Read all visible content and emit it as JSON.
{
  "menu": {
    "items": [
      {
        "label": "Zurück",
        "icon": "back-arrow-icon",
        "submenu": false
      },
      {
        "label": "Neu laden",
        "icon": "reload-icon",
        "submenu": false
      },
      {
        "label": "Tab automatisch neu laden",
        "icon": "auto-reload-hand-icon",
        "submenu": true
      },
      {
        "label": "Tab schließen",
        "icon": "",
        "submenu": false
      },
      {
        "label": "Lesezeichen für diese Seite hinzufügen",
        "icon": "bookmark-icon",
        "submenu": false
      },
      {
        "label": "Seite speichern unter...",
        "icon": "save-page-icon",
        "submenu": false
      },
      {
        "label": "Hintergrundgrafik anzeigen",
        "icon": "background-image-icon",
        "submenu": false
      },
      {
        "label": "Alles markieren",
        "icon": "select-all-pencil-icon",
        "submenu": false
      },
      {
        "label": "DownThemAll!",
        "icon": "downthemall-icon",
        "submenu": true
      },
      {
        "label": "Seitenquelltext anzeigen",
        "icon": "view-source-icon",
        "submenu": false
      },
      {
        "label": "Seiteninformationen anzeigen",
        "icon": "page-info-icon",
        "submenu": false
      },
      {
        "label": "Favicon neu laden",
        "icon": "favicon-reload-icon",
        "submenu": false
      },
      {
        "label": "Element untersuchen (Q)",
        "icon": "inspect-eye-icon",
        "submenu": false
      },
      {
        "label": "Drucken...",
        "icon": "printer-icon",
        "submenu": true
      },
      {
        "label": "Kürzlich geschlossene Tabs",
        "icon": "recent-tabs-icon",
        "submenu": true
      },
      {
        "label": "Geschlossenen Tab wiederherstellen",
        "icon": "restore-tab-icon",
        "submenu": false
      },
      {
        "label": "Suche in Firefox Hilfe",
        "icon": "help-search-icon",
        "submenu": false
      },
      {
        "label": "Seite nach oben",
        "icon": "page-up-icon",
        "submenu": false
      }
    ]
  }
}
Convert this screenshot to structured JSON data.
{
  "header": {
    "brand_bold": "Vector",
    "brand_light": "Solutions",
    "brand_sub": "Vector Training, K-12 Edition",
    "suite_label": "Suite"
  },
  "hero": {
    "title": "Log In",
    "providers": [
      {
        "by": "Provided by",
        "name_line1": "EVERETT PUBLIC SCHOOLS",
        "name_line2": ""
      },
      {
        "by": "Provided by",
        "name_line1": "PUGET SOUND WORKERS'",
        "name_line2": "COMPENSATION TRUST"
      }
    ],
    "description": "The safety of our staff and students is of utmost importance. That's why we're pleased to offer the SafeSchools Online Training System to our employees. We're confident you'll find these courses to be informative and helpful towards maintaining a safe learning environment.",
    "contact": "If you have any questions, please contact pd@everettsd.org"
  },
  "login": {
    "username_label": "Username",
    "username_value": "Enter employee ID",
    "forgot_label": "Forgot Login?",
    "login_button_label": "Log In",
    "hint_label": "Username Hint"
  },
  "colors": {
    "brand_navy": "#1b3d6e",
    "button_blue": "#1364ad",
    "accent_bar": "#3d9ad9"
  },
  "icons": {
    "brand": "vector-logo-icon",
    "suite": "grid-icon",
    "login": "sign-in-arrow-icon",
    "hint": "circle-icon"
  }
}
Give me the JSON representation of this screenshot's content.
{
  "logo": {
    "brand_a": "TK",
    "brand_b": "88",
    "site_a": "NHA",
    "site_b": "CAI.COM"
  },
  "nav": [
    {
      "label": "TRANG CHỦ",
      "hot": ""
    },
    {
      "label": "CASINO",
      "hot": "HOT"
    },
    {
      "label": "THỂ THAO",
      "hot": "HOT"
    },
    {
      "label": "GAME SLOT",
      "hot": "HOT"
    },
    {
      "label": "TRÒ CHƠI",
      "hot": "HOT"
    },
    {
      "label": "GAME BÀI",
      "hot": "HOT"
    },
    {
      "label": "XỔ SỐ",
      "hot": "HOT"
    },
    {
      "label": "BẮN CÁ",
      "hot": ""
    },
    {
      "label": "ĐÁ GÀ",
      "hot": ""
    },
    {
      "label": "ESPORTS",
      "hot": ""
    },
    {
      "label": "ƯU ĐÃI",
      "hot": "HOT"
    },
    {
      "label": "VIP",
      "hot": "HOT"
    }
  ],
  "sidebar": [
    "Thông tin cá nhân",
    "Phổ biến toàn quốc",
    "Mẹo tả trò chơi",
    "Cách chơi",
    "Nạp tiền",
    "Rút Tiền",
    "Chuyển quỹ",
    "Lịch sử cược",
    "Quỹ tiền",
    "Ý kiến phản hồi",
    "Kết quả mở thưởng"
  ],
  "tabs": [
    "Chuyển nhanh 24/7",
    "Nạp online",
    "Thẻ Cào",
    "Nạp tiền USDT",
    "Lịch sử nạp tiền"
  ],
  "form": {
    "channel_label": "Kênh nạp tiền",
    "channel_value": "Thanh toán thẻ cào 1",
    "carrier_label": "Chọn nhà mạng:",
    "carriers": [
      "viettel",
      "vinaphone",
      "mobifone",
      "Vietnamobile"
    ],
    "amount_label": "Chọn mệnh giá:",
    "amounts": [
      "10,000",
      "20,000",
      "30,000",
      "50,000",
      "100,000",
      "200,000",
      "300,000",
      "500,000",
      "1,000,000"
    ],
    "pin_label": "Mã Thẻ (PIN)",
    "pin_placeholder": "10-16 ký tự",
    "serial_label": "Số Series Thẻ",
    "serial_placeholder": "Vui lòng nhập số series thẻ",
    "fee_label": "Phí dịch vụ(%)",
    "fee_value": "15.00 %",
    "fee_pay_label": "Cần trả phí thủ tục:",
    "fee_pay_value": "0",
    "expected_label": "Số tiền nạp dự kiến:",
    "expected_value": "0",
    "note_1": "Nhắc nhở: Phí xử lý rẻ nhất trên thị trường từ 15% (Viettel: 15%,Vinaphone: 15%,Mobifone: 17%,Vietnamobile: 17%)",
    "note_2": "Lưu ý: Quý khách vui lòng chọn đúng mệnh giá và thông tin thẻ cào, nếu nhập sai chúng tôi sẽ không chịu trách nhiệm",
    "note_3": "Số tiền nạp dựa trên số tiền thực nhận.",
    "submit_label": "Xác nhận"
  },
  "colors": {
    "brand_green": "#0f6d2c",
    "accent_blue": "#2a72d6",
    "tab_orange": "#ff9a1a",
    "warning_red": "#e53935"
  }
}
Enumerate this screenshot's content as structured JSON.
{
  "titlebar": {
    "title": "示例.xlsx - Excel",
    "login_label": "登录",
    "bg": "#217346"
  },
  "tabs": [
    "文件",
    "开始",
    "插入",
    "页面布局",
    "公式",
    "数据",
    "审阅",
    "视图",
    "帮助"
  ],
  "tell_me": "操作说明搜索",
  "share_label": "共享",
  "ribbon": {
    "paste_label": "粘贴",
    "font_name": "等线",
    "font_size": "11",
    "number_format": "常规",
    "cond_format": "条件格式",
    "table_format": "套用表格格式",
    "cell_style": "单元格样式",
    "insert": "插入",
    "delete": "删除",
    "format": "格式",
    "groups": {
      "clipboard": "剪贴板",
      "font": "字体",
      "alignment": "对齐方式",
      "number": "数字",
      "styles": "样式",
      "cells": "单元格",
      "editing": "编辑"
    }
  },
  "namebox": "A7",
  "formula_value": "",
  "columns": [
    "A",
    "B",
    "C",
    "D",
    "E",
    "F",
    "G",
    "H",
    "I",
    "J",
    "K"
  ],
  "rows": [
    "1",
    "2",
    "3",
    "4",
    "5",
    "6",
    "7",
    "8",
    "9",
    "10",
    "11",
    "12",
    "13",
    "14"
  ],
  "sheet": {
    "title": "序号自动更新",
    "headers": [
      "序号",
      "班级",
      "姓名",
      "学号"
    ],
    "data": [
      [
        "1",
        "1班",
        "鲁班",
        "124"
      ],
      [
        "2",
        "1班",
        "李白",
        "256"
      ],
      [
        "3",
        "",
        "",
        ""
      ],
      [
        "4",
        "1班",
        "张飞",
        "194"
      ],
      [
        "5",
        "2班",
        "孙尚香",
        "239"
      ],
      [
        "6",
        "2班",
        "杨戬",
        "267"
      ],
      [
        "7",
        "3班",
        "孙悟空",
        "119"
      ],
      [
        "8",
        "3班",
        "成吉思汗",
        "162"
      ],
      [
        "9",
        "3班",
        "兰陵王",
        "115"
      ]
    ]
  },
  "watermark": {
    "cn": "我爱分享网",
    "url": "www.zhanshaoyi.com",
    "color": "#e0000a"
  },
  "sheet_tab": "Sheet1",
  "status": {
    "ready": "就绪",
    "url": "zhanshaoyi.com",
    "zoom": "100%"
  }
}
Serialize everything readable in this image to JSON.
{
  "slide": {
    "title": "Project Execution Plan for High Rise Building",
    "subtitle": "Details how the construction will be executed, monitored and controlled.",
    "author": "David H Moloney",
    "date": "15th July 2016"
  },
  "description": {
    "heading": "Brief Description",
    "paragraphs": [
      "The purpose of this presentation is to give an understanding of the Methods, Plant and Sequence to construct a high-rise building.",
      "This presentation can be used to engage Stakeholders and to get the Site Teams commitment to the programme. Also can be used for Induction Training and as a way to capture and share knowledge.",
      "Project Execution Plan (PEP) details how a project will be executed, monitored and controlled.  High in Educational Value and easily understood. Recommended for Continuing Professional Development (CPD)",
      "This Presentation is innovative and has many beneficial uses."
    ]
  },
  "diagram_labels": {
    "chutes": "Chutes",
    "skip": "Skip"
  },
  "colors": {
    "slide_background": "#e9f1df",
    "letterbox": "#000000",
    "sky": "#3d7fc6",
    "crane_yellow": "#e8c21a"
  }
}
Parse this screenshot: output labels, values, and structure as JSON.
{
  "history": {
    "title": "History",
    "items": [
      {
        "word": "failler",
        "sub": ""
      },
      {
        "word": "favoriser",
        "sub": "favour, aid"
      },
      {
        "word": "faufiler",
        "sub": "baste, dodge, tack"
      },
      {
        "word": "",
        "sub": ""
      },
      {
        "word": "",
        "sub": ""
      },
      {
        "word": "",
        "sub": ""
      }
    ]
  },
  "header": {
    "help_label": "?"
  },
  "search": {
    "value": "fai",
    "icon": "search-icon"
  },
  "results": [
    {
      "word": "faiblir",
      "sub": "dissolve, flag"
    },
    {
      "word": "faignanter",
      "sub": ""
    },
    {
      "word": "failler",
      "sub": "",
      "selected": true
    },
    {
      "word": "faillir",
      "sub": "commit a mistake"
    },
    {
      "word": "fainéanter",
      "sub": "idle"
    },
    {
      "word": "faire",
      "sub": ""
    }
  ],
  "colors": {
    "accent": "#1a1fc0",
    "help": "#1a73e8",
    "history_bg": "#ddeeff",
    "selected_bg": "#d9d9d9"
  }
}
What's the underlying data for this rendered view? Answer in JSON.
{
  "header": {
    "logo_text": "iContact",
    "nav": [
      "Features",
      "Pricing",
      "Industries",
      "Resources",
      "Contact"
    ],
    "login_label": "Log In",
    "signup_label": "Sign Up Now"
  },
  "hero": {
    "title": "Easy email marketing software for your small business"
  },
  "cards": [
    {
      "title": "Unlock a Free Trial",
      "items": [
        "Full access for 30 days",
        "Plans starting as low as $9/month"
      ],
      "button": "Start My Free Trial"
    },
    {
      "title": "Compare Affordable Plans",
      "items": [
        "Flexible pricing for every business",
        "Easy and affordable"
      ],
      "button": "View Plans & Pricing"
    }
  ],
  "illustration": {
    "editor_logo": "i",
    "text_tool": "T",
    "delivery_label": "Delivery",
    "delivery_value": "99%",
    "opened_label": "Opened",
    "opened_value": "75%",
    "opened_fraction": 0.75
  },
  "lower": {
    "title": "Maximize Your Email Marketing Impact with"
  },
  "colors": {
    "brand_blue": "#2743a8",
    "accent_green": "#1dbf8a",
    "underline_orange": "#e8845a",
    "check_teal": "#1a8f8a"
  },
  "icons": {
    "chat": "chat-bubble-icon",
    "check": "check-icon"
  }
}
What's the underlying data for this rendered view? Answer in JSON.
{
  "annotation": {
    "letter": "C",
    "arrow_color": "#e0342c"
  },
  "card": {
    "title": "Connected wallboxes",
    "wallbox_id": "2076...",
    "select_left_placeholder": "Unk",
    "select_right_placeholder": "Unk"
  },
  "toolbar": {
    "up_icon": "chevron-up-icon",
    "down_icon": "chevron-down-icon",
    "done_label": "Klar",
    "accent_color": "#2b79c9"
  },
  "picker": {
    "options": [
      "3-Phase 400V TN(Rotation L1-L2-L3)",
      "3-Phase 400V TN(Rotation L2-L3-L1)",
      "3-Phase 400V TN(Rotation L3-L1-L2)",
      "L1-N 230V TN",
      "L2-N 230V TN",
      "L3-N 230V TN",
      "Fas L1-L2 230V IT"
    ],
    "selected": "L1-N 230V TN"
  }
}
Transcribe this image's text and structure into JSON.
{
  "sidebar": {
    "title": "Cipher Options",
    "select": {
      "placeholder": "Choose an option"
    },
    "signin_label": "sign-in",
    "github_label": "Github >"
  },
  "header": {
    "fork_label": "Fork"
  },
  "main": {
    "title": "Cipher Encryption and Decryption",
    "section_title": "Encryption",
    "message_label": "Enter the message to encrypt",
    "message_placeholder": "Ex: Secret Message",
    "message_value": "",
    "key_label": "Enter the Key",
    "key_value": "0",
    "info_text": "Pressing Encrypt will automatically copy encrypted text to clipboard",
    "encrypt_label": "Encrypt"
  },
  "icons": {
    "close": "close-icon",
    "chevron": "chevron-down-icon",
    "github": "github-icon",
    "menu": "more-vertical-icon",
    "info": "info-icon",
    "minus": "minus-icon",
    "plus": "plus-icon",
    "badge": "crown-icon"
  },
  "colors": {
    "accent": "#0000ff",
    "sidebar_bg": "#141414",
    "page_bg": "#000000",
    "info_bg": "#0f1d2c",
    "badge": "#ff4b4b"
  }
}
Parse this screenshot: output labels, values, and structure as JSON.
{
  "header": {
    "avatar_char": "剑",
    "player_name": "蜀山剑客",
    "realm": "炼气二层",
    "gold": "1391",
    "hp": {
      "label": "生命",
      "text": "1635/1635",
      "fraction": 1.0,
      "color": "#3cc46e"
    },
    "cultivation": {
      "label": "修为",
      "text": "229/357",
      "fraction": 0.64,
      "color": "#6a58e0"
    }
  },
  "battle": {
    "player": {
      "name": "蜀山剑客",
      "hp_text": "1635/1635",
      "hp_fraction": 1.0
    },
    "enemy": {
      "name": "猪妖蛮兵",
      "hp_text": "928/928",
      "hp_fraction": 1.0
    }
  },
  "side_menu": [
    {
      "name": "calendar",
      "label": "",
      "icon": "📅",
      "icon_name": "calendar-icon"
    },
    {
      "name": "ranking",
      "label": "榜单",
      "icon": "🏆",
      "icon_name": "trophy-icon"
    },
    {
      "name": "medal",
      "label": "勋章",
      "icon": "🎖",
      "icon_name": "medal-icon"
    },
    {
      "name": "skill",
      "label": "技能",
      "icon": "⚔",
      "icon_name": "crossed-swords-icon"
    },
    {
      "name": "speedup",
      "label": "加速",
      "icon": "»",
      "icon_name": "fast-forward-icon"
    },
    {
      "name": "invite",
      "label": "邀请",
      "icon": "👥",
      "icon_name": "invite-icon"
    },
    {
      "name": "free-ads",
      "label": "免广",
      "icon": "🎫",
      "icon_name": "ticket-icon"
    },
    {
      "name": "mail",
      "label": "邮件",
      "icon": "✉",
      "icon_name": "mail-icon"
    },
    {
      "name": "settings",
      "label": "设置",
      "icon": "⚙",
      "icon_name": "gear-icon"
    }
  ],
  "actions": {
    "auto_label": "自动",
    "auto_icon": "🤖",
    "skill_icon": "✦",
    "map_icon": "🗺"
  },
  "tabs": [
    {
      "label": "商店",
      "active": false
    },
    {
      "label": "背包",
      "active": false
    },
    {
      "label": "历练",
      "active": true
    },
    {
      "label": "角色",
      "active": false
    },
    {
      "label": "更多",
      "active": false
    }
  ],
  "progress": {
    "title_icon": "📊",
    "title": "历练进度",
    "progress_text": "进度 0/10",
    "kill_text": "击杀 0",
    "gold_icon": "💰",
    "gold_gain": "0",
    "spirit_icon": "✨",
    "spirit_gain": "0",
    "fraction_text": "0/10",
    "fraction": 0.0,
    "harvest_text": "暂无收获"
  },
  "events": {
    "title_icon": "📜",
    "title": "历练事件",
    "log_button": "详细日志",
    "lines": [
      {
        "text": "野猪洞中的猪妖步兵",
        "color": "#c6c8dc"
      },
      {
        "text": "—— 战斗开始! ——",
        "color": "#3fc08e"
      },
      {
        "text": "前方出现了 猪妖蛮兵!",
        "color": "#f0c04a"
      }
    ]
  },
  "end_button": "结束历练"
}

■ ■ ■

*Given exercise*. Reproduce every line from the entries that holds the word "structured".

*Exercise answer*.
Convert this screenshot to structured JSON data.
Enumerate this screenshot's content as structured JSON.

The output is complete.